====== Source text
Goldberger says in the interview released just prior to auction, “there were several replaced parts that bothered me. I searched the world for the right components, sparing no expense, to restore it to its original glory.” So this Rolex, with an original case, but incorrect dial, hands, pushers, crown, crystal, bracelet and no provenance, sold for $5.9m. Oh well, at least some of the proceeds went to a children’s charity. If the watch actually sold.
- Blaming the McQueen family (c’mon, seriously?!), Phillips pulls the Loren James’ Submariner based upondetailed research into its history.
Patrizzi (no more):
- On how an incredibly large number of pieces were withdrawn from a “Heuer Only” auction
- Sotheby’s withdraws a “fake” Omega 2998-4
- Orchi Palar’s critiques of major auction houses, notably Phillips
And what fun would the industry be if there weren’t some lawsuits?
- The Newest Chapter in the Saga – Antiquorum USA Leaves Watch Seller Unpaid [SJX]
- Auctionata closed it doors on January 20, 2017, after having employees accused of trade violations in the past. In an audit commissioned by Auctionata, KPMG alleged that the CEO and Chief Marketplace Officer both participated in Auctionata art auctions, using both pseudonyms and their real names, and German magazine Wirtschaftswoche alleged that management consigned works at questionable valuations in exchange for “substantial” advances.
- Battles between Antiquorum and Osvaldo Patrizzi (former Chair of Antiquorum), including accusations of embezzled funds and rare watches.
You might expect that auction houses, under serious time pressure, would be where bad watches slip by. But we can’t leave dealers out. On the below, I am not implying that in all cases the dealer knew that they were selling fakes, of course. But good dealers (and this applies to really any online seller) have turned bad, some have sold known fakes, some have simply stolen goods.
Everyone: please do your homework before buying (Google dealers, find references, see if they have been banned from forums, search their past…)! Even better if the dealer has a permanent storefront you can visit. If there are alarm bells in your head going off, step away. Pay with a credit card. Always. No wires. Use an escrow service. Don’t send money using PayPal to “friends and family”. Buy safe!
- Required reading on Rolex Forums about Horology House owner Chris Essery selling a fake Rolex (and a lot of runaround). Essery was a “trusted seller” with a YouTube account with nearly 70k followers that discussed how to tell the difference between fake and real Rolexes. You can listen to an interview of the buyer in Scottish Watches Podcast #116. And don’t make up your mind until you’ve read the WhatsApp transcript of the mess. Up to you to decide about any relation with Nick Glynatsis.
- A previously trustworthy dealer Steve Mulholland (Mulholland Time) gets banned from forums and still scams people, years later.
- Good seller turned bad…a scam where a good known online collector, Jason Latif, sold his same collection to 19 people.
============
# Exercise directions
Reproduce the passage on watch auctions and dealers word for word, from "Goldberger says in" to "into its history.".
====== Record extracts
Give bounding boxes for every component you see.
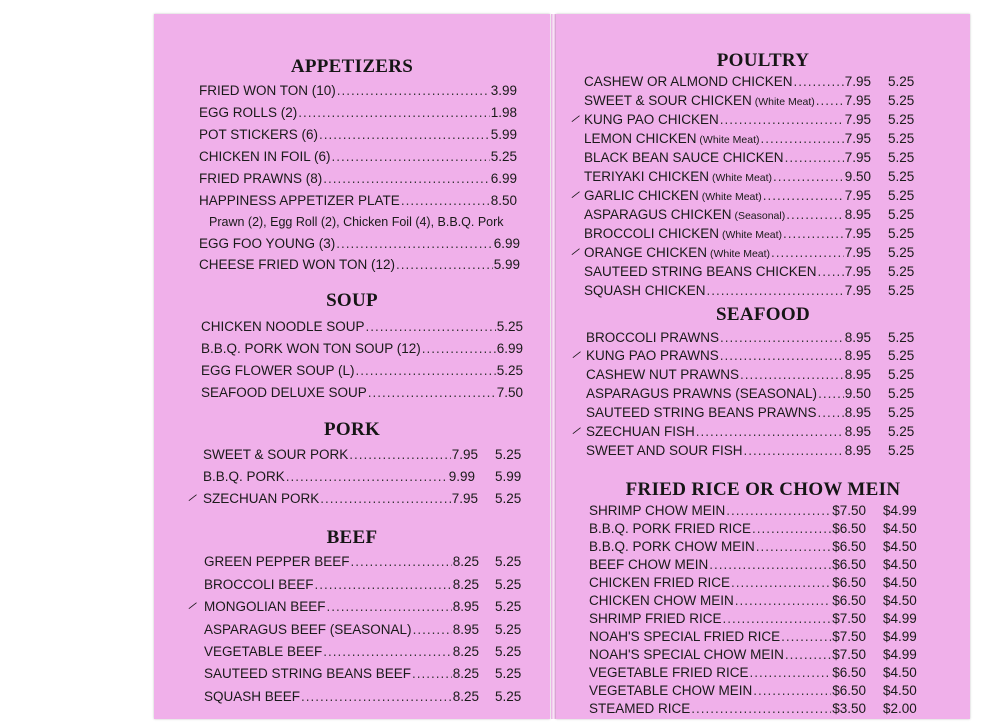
section-heading-fried-rice: FRIED RICE OR CHOW MEIN	[625, 479, 901, 500]
menu-item: EGG FOO YOUNG (3) ..... 6.99	[199, 236, 520, 255]
small-price: 5.25	[495, 689, 522, 704]
menu-item: SZECHUAN FISH ..... 8.95	[586, 424, 871, 443]
menu-item: HAPPINESS APPETIZER PLATE ..... 8.50	[199, 193, 517, 212]
small-price: 5.25	[495, 491, 522, 506]
small-price: $4.50	[883, 683, 917, 698]
menu-item: BEEF CHOW MEIN ..... $6.50	[589, 557, 866, 576]
menu-item: VEGETABLE BEEF ..... 8.25	[204, 644, 479, 663]
menu-item: MONGOLIAN BEEF ..... 8.95	[204, 599, 479, 618]
small-price: $4.50	[883, 539, 917, 554]
menu-item: B.B.Q. PORK WON TON SOUP (12) ..... 6.99	[201, 341, 523, 360]
small-price: 5.25	[888, 150, 915, 165]
small-price: 5.25	[888, 74, 915, 89]
menu-item: FRIED PRAWNS (8) ..... 6.99	[199, 171, 517, 190]
small-price: 5.25	[495, 599, 522, 614]
menu-item: ORANGE CHICKEN (White Meat) ..... 7.95	[584, 245, 871, 264]
section-heading-pork: PORK	[323, 419, 381, 440]
menu-item: CHICKEN IN FOIL (6) ..... 5.25	[199, 149, 517, 168]
menu-item: CHEESE FRIED WON TON (12) ..... 5.99	[199, 257, 520, 276]
chili-pepper-icon: ⁄	[573, 348, 581, 362]
section-heading-appetizers: APPETIZERS	[290, 56, 414, 77]
menu-item: SEAFOOD DELUXE SOUP ..... 7.50	[201, 385, 523, 404]
small-price: 5.25	[495, 447, 522, 462]
menu-item: NOAH'S SPECIAL CHOW MEIN ..... $7.50	[589, 647, 866, 666]
menu-item: ASPARAGUS CHICKEN (Seasonal) ..... 8.95	[584, 207, 871, 226]
menu-item: SAUTEED STRING BEANS PRAWNS ..... 8.95	[586, 405, 871, 424]
small-price: 5.25	[888, 264, 915, 279]
chili-pepper-icon: ⁄	[572, 112, 580, 126]
menu-item: SHRIMP FRIED RICE ..... $7.50	[589, 611, 866, 630]
menu-page-left	[154, 14, 550, 719]
menu-item: B.B.Q. PORK CHOW MEIN ..... $6.50	[589, 539, 866, 558]
menu-item: GARLIC CHICKEN (White Meat) ..... 7.95	[584, 188, 871, 207]
small-price: 5.25	[888, 169, 915, 184]
menu-item: FRIED WON TON (10) ..... 3.99	[199, 83, 517, 102]
menu-item: SAUTEED STRING BEANS CHICKEN ..... 7.95	[584, 264, 871, 283]
menu-page-right	[556, 14, 970, 719]
small-price: 5.25	[888, 207, 915, 222]
chili-pepper-icon: ⁄	[572, 245, 580, 259]
menu-item: VEGETABLE FRIED RICE ..... $6.50	[589, 665, 866, 684]
menu-item: BLACK BEAN SAUCE CHICKEN ..... 7.95	[584, 150, 871, 169]
menu-item: BROCCOLI PRAWNS ..... 8.95	[586, 330, 871, 349]
menu-item: B.B.Q. PORK ..... 9.99	[203, 469, 475, 488]
menu-item: KUNG PAO CHICKEN ..... 7.95	[584, 112, 871, 131]
menu-item: CHICKEN FRIED RICE ..... $6.50	[589, 575, 866, 594]
small-price: $4.99	[883, 611, 917, 626]
menu-item: SWEET & SOUR CHICKEN (White Meat) ..... 7.95	[584, 93, 871, 112]
chili-pepper-icon: ⁄	[189, 491, 197, 505]
menu-item: NOAH'S SPECIAL FRIED RICE ..... $7.50	[589, 629, 866, 648]
menu-item: ASPARAGUS BEEF (SEASONAL) ..... 8.95	[204, 622, 479, 641]
menu-item: SHRIMP CHOW MEIN ..... $7.50	[589, 503, 866, 522]
small-price: 5.25	[888, 93, 915, 108]
menu-item: SQUASH CHICKEN ..... 7.95	[584, 283, 871, 302]
small-price: 5.25	[888, 330, 915, 345]
menu-item: CASHEW NUT PRAWNS ..... 8.95	[586, 367, 871, 386]
menu-item: BROCCOLI BEEF ..... 8.25	[204, 577, 479, 596]
chili-pepper-icon: ⁄	[573, 424, 581, 438]
small-price: $4.50	[883, 521, 917, 536]
small-price: $4.99	[883, 629, 917, 644]
small-price: 5.25	[495, 644, 522, 659]
menu-item: STEAMED RICE ..... $3.50	[589, 701, 866, 719]
menu-item: SZECHUAN PORK ..... 7.95	[203, 491, 478, 510]
section-heading-beef: BEEF	[326, 527, 378, 548]
menu-item: SQUASH BEEF ..... 8.25	[204, 689, 479, 708]
menu-item: SWEET AND SOUR FISH ..... 8.95	[586, 443, 871, 462]
small-price: $2.00	[883, 701, 917, 716]
menu-item: KUNG PAO PRAWNS ..... 8.95	[586, 348, 871, 367]
section-heading-soup: SOUP	[326, 290, 378, 311]
menu-item: CASHEW OR ALMOND CHICKEN ..... 7.95	[584, 74, 871, 93]
menu-item: LEMON CHICKEN (White Meat) ..... 7.95	[584, 131, 871, 150]
small-price: 5.25	[495, 577, 522, 592]
small-price: 5.25	[495, 622, 522, 637]
small-price: $4.50	[883, 557, 917, 572]
small-price: 5.99	[495, 469, 522, 484]
menu-item: BROCCOLI CHICKEN (White Meat) ..... 7.95	[584, 226, 871, 245]
small-price: 5.25	[888, 131, 915, 146]
menu-item: POT STICKERS (6) ..... 5.99	[199, 127, 517, 146]
chili-pepper-icon: ⁄	[189, 599, 197, 613]
menu-item: GREEN PEPPER BEEF ..... 8.25	[204, 554, 479, 573]
menu-item: SAUTEED STRING BEANS BEEF ..... 8.25	[204, 666, 479, 685]
small-price: $4.50	[883, 665, 917, 680]
small-price: 5.25	[888, 367, 915, 382]
section-heading-poultry: POULTRY	[716, 50, 810, 71]
menu-item: B.B.Q. PORK FRIED RICE ..... $6.50	[589, 521, 866, 540]
menu-item: ASPARAGUS PRAWNS (SEASONAL) ..... 9.50	[586, 386, 871, 405]
menu-item: EGG FLOWER SOUP (L) ..... 5.25	[201, 363, 523, 382]
menu-item: VEGETABLE CHOW MEIN ..... $6.50	[589, 683, 866, 702]
small-price: 5.25	[888, 405, 915, 420]
small-price: 5.25	[888, 443, 915, 458]
small-price: $4.50	[883, 593, 917, 608]
plate-description: Prawn (2), Egg Roll (2), Chicken Foil (4), B.B.Q. Pork	[209, 215, 504, 229]
section-heading-seafood: SEAFOOD	[716, 304, 810, 325]
menu-item: CHICKEN NOODLE SOUP ..... 5.25	[201, 319, 523, 338]
menu-item: CHICKEN CHOW MEIN ..... $6.50	[589, 593, 866, 612]
small-price: 5.25	[888, 226, 915, 241]
small-price: 5.25	[888, 112, 915, 127]
chili-pepper-icon: ⁄	[572, 188, 580, 202]
small-price: 5.25	[888, 188, 915, 203]
small-price: $4.50	[883, 575, 917, 590]
small-price: $4.99	[883, 503, 917, 518]
menu-item: TERIYAKI CHICKEN (White Meat) ..... 9.50	[584, 169, 871, 188]
small-price: 5.25	[495, 554, 522, 569]
small-price: 5.25	[888, 283, 915, 298]
small-price: 5.25	[888, 348, 915, 363]
menu-item: SWEET & SOUR PORK ..... 7.95	[203, 447, 478, 466]
small-price: $4.99	[883, 647, 917, 662]
small-price: 5.25	[888, 424, 915, 439]
menu-item: EGG ROLLS (2) ..... 1.98	[199, 105, 517, 124]
small-price: 5.25	[888, 245, 915, 260]
small-price: 5.25	[495, 666, 522, 681]
small-price: 5.25	[888, 386, 915, 401]
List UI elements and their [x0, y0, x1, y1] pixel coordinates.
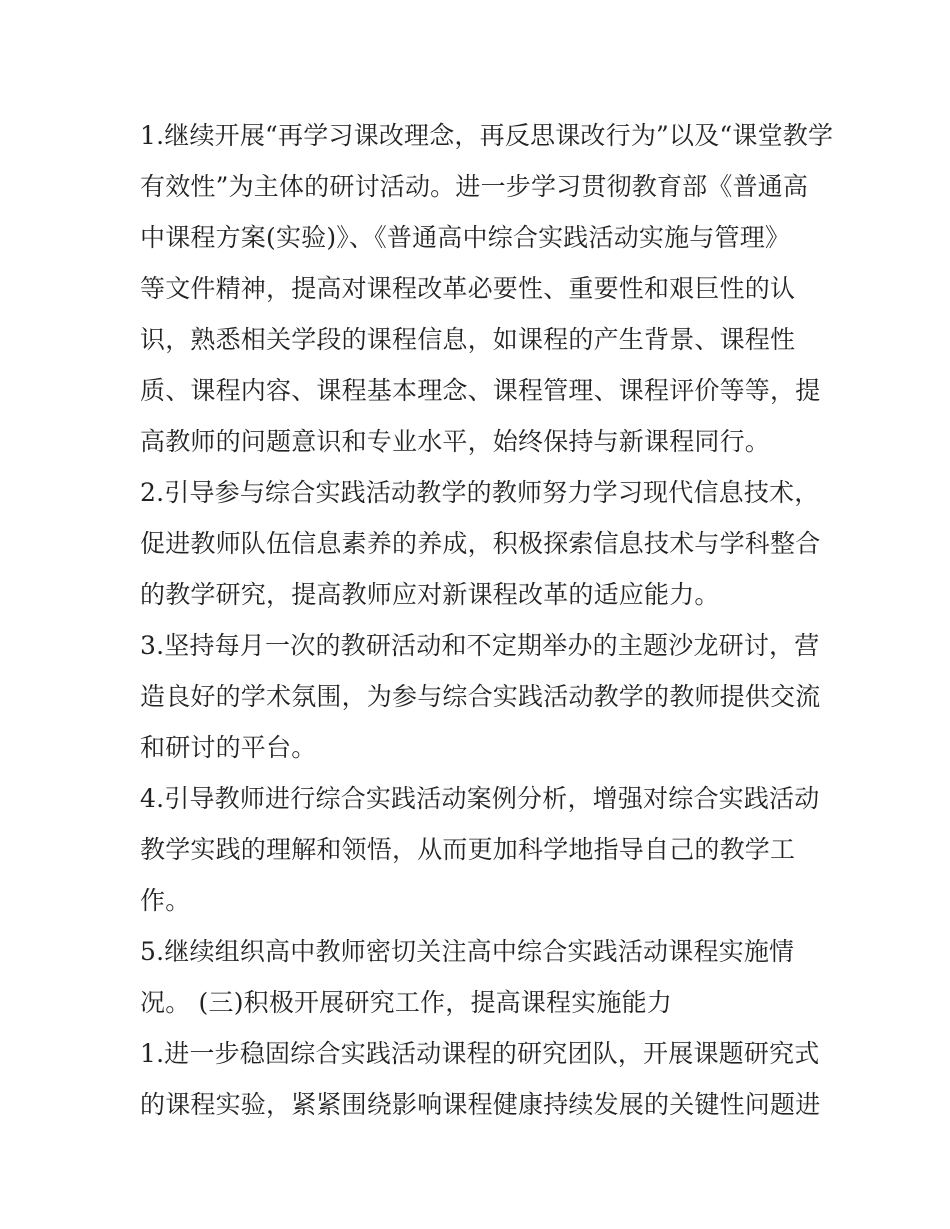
text-line: 质、课程内容、课程基本理念、课程管理、课程评价等等，提 [140, 376, 821, 405]
text-line: 1.进一步稳固综合实践活动课程的研究团队，开展课题研究式 [140, 1039, 820, 1068]
text-line: 1.继续开展“再学习课改理念，再反思课改行为”以及“课堂教学 [140, 121, 834, 150]
text-line: 的课程实验，紧紧围绕影响课程健康持续发展的关键性问题进 [140, 1090, 821, 1119]
text-line: 造良好的学术氛围，为参与综合实践活动教学的教师提供交流 [140, 682, 821, 711]
text-line: 4.引导教师进行综合实践活动案例分析，增强对综合实践活动 [140, 784, 820, 813]
text-line: 识，熟悉相关学段的课程信息，如课程的产生背景、课程性 [140, 325, 796, 354]
text-line: 有效性”为主体的研讨活动。进一步学习贯彻教育部《普通高 [140, 172, 809, 201]
text-line: 作。 [140, 886, 191, 915]
text-line: 高教师的问题意识和专业水平，始终保持与新课程同行。 [140, 427, 771, 456]
text-line: 等文件精神，提高对课程改革必要性、重要性和艰巨性的认 [140, 274, 796, 303]
text-line: 教学实践的理解和领悟，从而更加科学地指导自己的教学工 [140, 835, 796, 864]
text-line: 3.坚持每月一次的教研活动和不定期举办的主题沙龙研讨，营 [140, 631, 820, 660]
text-line: 的教学研究，提高教师应对新课程改革的适应能力。 [140, 580, 720, 609]
text-line: 促进教师队伍信息素养的养成，积极探索信息技术与学科整合 [140, 529, 821, 558]
text-line: 中课程方案(实验)》、《普通高中综合实践活动实施与管理》 [140, 223, 791, 252]
text-line: 和研讨的平台。 [140, 733, 317, 762]
text-line: 5.继续组织高中教师密切关注高中综合实践活动课程实施情 [140, 937, 795, 966]
text-line: 况。 (三)积极开展研究工作，提高课程实施能力 [140, 988, 673, 1017]
document-body [140, 110, 834, 1130]
text-line: 2.引导参与综合实践活动教学的教师努力学习现代信息技术， [140, 478, 820, 507]
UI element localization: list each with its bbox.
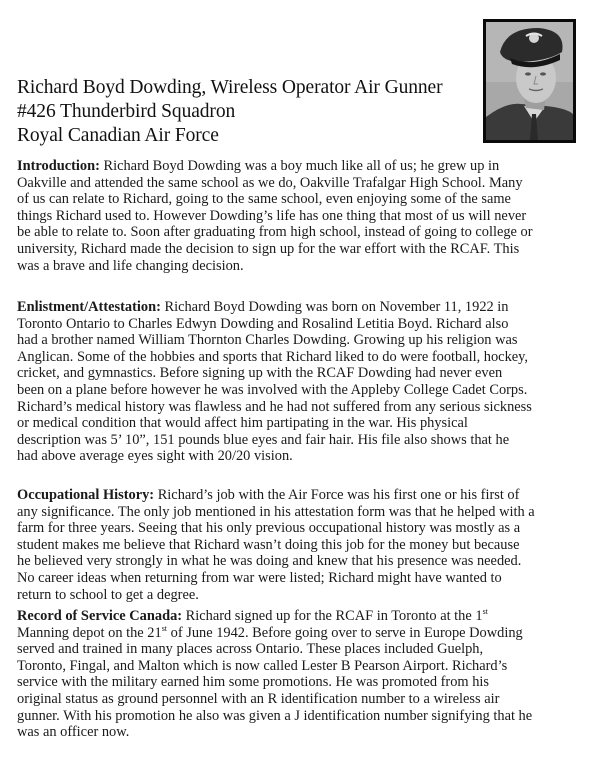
paragraph-line — [17, 299, 577, 316]
title-line-name: Richard Boyd Dowding, Wireless Operator Air Gunner — [17, 77, 443, 98]
section-heading-record: Record of Service Canada: — [17, 608, 183, 624]
paragraph-text: Richard signed up for the RCAF in Toronto at the 1 — [182, 608, 483, 624]
section-introduction — [17, 158, 577, 274]
paragraph-text: Richard Boyd Dowding was a boy much like all of us; he grew up in — [99, 158, 500, 174]
section-heading-occupational: Occupational History: — [17, 487, 155, 503]
paragraph-line — [17, 625, 577, 642]
paragraph-line: been on a plane before however he was involved with the Appleby College Cadet Corps. — [17, 381, 528, 398]
paragraph-line: No career ideas when returning from war were listed; Richard might have wanted to — [17, 569, 502, 586]
paragraph-line: served and trained in many places across Ontario. These places included Guelph, — [17, 641, 484, 658]
paragraph-line: be able to relate to. Soon after graduating from high school, instead of going to college or — [17, 224, 533, 241]
paragraph-line: gunner. With his promotion he also was given a J identification number signifying that he — [17, 707, 533, 724]
paragraph-text: of June 1942. Before going over to serve in Europe Dowding — [167, 624, 523, 641]
paragraph-line: had a brother named William Thornton Charles Dowding. Growing up his religion was — [17, 332, 518, 349]
title-line-force: Royal Canadian Air Force — [17, 125, 219, 146]
paragraph-text: Richard’s job with the Air Force was his first one or his first of — [154, 487, 520, 503]
paragraph-line: any significance. The only job mentioned in his attestation form was that he helped with a — [17, 503, 535, 520]
paragraph-line: or medical condition that would affect him partipating in the war. His physical — [17, 415, 468, 432]
paragraph-line: farm for three years. Seeing that his only previous occupational history was mostly as a — [17, 520, 521, 537]
paragraph-line: cricket, and gymnastics. Before signing up with the RCAF Dowding had never even — [17, 365, 503, 382]
paragraph-line: Oakville and attended the same school as we do, Oakville Trafalgar High School. Many — [17, 174, 523, 191]
paragraph-line: student makes me believe that Richard wasn’t doing this job for the money but because — [17, 536, 520, 553]
document-title — [17, 76, 442, 148]
section-enlistment — [17, 299, 577, 465]
paragraph-line — [17, 487, 577, 504]
paragraph-line: university, Richard made the decision to sign up for the war effort with the RCAF. This — [17, 240, 520, 257]
paragraph-line: Anglican. Some of the hobbies and sports that Richard liked to do were football, hockey, — [17, 348, 529, 365]
paragraph-line: service with the military earned him some promotions. He was promoted from his — [17, 674, 489, 691]
paragraph-line: Toronto Ontario to Charles Edwyn Dowding and Rosalind Letitia Boyd. Richard also — [17, 315, 509, 332]
paragraph-line: he believed very strongly in what he was doing and knew that his presence was needed. — [17, 553, 522, 570]
paragraph-line: description was 5’ 10”, 151 pounds blue eyes and fair hair. His file also shows that he — [17, 431, 510, 448]
portrait-image-icon — [486, 22, 573, 140]
ordinal-suffix: st — [161, 623, 168, 633]
section-heading-enlistment: Enlistment/Attestation: — [17, 299, 161, 315]
paragraph-line: Toronto, Fingal, and Malton which is now called Lester B Pearson Airport. Richard’s — [17, 657, 508, 674]
paragraph-line: had above average eyes sight with 20/20 vision. — [17, 448, 293, 465]
paragraph-line: Richard’s medical history was flawless and he had not suffered from any serious sickness — [17, 398, 532, 415]
paragraph-text: Richard Boyd Dowding was born on November 11, 1922 in — [160, 299, 509, 315]
paragraph-line: original status as ground personnel with an R identification number to a wireless air — [17, 690, 500, 707]
paragraph-line: of us can relate to Richard, going to the same school, even enjoying some of the same — [17, 191, 511, 208]
paragraph-line — [17, 608, 577, 625]
paragraph-line — [17, 158, 577, 175]
paragraph-line: was an officer now. — [17, 724, 130, 741]
paragraph-line: return to school to get a degree. — [17, 586, 199, 603]
paragraph-text: Manning depot on the 21 — [17, 624, 162, 641]
portrait-photo — [483, 19, 576, 143]
section-record-of-service — [17, 608, 577, 741]
section-occupational-history — [17, 487, 577, 603]
ordinal-suffix: st — [482, 607, 488, 616]
paragraph-line: things Richard used to. However Dowding’s life has one thing that most of us will never — [17, 207, 527, 224]
section-heading-introduction: Introduction: — [17, 158, 100, 174]
paragraph-line: was a brave and life changing decision. — [17, 257, 244, 274]
title-line-squadron: #426 Thunderbird Squadron — [17, 101, 236, 122]
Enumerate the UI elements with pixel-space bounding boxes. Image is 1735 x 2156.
============
# Finished task
Goldberger says in the interview released just prior to auction, “there were several replaced parts that bothered me. I searched the world for the right components, sparing no expense, to restore it to its original glory.” So this Rolex, with an original case, but incorrect dial, hands, pushers, crown, crystal, bracelet and no provenance, sold for $5.9m. Oh well, at least some of the proceeds went to a children’s charity. If the watch actually sold.
- Blaming the McQueen family (c’mon, seriously?!), Phillips pulls the Loren James’ Submariner based upondetailed research into its history.